# BRIEF
Gather each line in the entries that includes the string "Histogram".

Dataset entries:
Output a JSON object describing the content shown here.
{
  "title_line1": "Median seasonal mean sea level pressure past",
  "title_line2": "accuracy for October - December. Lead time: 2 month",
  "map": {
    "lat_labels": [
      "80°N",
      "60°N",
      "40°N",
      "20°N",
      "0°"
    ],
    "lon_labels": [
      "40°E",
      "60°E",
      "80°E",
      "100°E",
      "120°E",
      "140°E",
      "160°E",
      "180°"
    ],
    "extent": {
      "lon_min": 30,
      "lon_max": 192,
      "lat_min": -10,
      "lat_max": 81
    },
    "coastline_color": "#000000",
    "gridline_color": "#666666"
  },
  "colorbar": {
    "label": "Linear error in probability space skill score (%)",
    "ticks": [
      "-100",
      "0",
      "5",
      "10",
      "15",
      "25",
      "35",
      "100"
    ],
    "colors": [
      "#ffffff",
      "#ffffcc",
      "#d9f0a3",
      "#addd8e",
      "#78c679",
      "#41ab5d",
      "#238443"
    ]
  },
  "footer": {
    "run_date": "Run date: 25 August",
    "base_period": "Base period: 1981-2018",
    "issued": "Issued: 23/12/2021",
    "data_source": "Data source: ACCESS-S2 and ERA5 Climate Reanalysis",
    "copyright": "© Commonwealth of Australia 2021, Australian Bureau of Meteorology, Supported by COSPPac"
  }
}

...

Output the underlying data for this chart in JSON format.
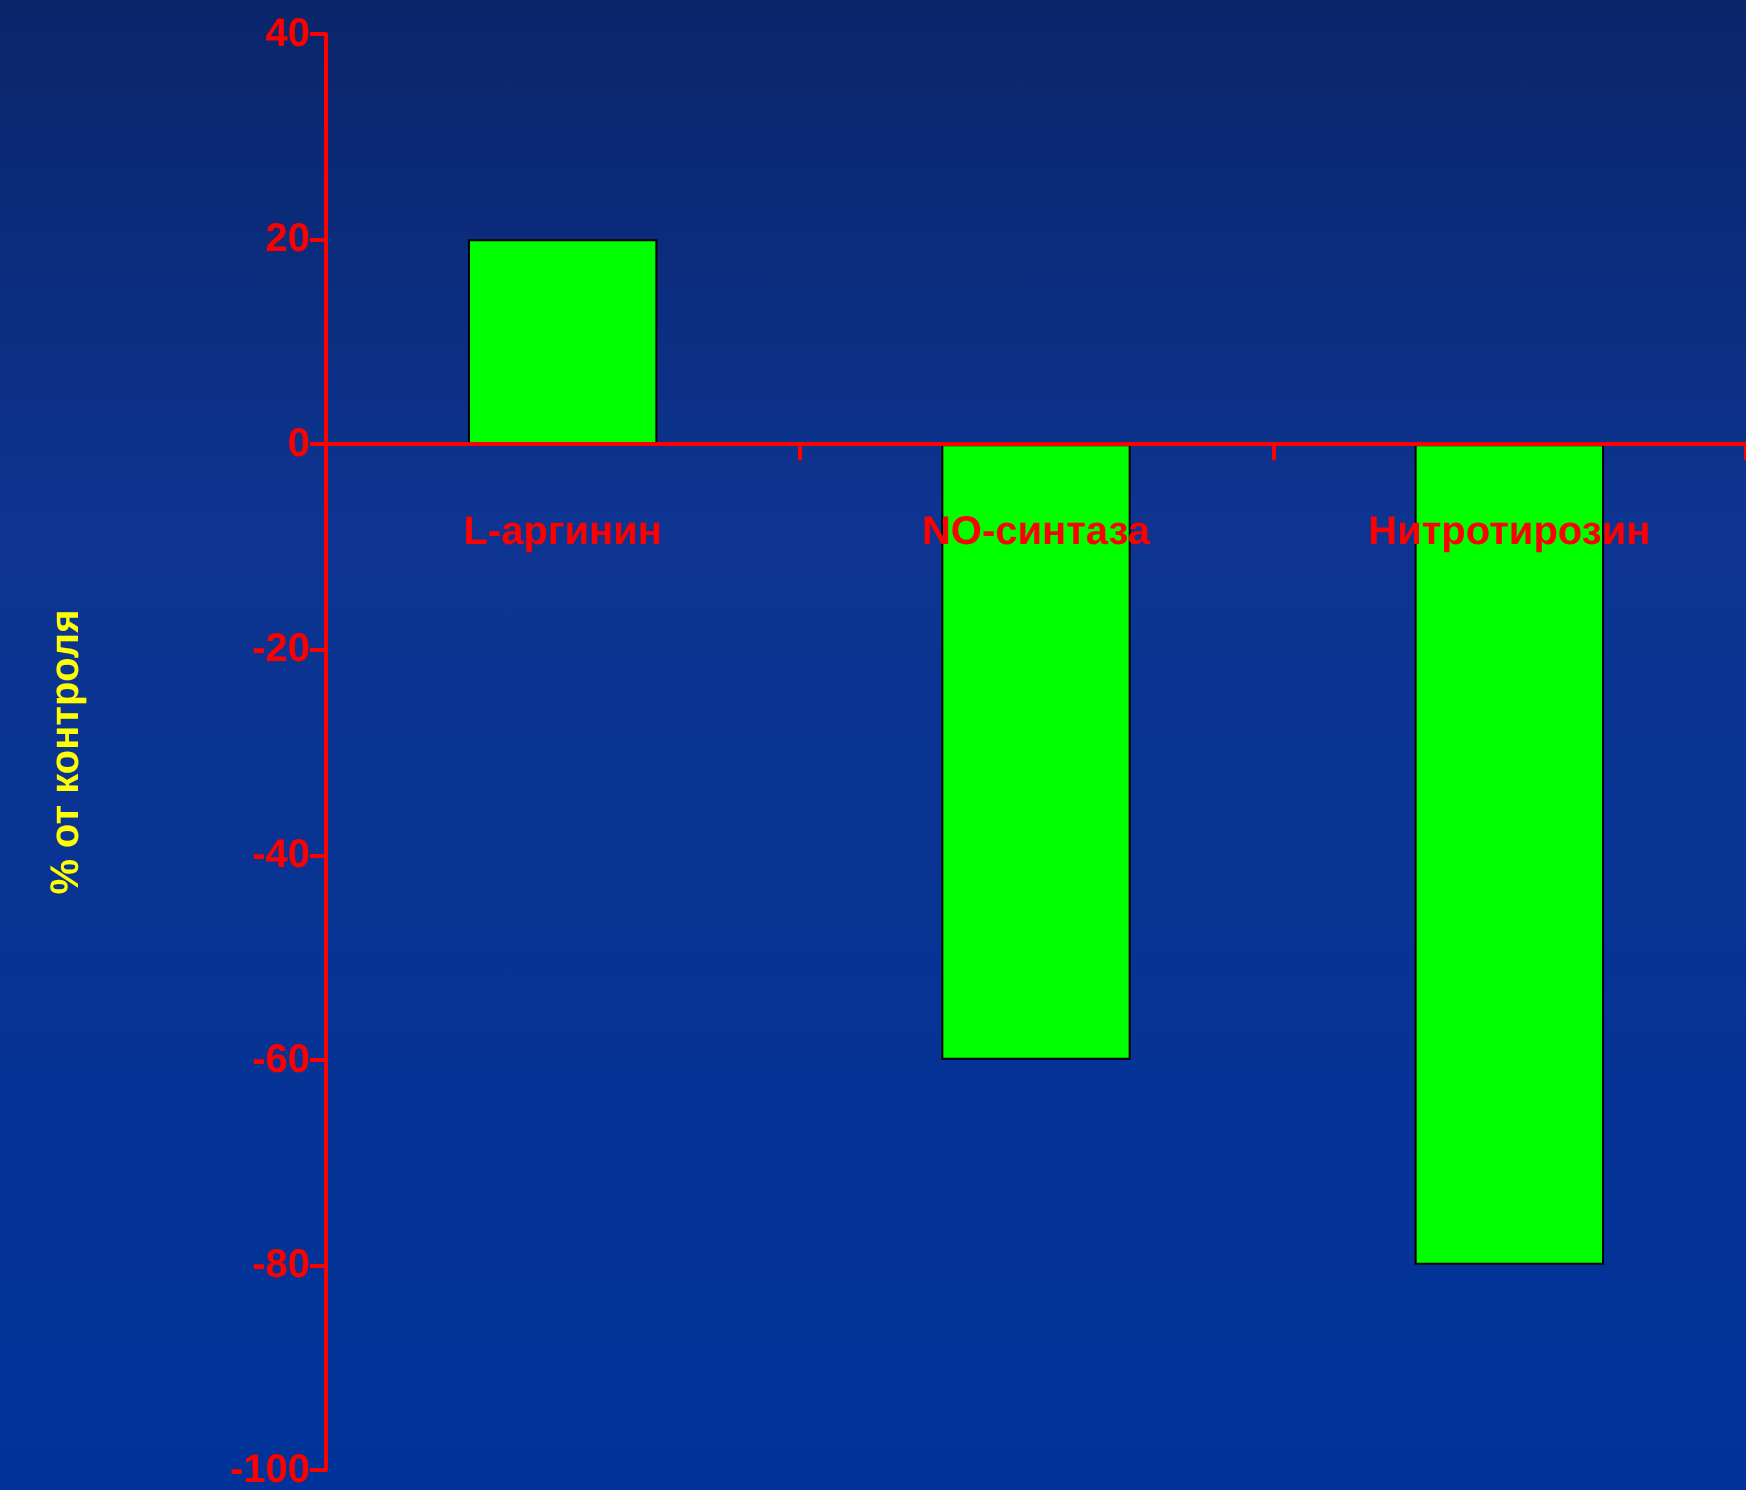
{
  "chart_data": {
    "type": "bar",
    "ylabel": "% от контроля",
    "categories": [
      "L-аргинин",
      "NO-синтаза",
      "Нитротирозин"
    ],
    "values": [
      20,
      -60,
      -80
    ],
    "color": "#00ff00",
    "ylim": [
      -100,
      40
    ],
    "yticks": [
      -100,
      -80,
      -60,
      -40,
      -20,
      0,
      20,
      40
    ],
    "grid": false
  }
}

...

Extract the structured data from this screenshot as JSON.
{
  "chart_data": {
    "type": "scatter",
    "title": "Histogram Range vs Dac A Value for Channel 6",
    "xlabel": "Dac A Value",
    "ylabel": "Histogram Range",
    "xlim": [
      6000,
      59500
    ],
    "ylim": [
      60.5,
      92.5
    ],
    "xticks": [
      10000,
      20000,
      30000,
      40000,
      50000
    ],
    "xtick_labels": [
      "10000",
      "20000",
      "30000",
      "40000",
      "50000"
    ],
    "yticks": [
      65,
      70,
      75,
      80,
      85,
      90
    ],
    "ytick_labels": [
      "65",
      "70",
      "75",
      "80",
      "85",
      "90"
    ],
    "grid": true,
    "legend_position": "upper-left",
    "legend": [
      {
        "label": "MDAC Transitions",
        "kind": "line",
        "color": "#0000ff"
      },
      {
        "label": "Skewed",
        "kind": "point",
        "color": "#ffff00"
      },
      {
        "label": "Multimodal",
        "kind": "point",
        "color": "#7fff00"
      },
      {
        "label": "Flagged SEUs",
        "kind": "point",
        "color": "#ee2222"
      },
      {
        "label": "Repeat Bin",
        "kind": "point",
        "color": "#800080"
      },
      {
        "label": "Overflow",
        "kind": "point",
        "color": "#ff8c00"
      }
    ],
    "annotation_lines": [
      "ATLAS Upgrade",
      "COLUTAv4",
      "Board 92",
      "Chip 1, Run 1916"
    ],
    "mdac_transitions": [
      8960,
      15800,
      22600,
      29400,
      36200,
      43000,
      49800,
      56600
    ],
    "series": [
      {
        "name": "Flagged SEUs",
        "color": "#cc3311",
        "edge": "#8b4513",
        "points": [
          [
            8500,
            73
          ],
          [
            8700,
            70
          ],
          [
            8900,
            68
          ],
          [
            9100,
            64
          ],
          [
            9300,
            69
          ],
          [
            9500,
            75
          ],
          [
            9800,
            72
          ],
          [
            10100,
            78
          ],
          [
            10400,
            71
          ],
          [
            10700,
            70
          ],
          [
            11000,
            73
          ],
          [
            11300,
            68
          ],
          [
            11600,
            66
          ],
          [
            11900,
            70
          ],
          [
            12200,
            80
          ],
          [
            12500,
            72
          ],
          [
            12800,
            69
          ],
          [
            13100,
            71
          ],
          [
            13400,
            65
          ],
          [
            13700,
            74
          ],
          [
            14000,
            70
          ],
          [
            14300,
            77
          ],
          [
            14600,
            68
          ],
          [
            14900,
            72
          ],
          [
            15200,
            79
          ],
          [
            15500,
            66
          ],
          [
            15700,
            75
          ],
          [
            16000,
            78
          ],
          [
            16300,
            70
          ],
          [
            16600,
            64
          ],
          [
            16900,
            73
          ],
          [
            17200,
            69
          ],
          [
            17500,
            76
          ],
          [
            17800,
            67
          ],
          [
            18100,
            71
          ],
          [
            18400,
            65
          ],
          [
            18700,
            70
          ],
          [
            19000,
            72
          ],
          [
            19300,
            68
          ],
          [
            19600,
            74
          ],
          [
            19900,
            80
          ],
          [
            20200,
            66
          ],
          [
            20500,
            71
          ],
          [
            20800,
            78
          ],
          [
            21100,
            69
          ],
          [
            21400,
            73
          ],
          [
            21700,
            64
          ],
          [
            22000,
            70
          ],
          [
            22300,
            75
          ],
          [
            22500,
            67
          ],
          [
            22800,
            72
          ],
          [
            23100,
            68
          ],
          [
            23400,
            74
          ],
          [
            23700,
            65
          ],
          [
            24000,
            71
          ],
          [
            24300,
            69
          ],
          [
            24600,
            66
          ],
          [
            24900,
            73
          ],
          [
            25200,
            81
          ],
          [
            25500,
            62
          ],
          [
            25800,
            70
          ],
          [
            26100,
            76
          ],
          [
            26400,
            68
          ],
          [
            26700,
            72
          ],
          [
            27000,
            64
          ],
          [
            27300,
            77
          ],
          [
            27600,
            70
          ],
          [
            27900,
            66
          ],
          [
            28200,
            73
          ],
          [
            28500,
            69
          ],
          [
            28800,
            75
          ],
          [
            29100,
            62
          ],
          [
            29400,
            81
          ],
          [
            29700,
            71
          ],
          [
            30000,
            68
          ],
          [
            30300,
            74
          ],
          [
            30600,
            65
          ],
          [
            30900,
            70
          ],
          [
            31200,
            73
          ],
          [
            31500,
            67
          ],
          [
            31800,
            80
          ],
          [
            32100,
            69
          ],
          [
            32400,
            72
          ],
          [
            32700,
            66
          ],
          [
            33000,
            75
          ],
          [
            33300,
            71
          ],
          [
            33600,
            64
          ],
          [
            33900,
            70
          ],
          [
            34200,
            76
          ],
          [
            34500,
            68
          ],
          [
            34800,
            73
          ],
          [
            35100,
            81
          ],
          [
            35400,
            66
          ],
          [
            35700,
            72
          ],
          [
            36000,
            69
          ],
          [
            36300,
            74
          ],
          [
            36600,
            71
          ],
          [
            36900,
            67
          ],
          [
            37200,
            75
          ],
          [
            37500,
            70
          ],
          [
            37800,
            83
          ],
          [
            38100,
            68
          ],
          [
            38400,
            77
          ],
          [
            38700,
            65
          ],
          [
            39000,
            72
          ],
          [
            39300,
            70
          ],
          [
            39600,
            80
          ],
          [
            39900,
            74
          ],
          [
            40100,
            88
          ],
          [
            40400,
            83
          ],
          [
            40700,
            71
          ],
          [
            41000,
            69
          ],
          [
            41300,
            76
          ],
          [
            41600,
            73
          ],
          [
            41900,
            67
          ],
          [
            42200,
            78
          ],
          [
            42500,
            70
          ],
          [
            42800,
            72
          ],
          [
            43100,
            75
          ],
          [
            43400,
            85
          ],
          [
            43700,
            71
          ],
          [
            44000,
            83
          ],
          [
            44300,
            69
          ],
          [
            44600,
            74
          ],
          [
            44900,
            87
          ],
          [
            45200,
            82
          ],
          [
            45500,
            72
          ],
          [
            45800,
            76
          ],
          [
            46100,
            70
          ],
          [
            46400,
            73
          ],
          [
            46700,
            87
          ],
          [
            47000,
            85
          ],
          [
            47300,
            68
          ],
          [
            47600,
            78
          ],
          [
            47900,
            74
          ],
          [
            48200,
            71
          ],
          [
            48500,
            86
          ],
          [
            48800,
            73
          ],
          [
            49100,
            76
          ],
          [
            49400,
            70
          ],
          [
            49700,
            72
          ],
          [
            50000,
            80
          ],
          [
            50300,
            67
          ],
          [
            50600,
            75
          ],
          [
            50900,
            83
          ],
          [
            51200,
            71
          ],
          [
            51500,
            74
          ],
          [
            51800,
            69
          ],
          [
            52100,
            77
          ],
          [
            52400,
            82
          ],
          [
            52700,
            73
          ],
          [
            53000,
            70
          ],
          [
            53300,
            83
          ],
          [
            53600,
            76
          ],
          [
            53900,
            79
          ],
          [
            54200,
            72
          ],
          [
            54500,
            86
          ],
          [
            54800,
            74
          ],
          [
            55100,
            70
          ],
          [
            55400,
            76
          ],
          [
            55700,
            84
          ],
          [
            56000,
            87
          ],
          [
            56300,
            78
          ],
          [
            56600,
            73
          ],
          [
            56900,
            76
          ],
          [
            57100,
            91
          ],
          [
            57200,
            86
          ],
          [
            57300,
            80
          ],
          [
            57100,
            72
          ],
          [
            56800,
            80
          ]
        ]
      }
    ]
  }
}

# EXERCISE RESPONSE
    "title": "Histogram Range vs Dac A Value for Channel 6",
    "ylabel": "Histogram Range",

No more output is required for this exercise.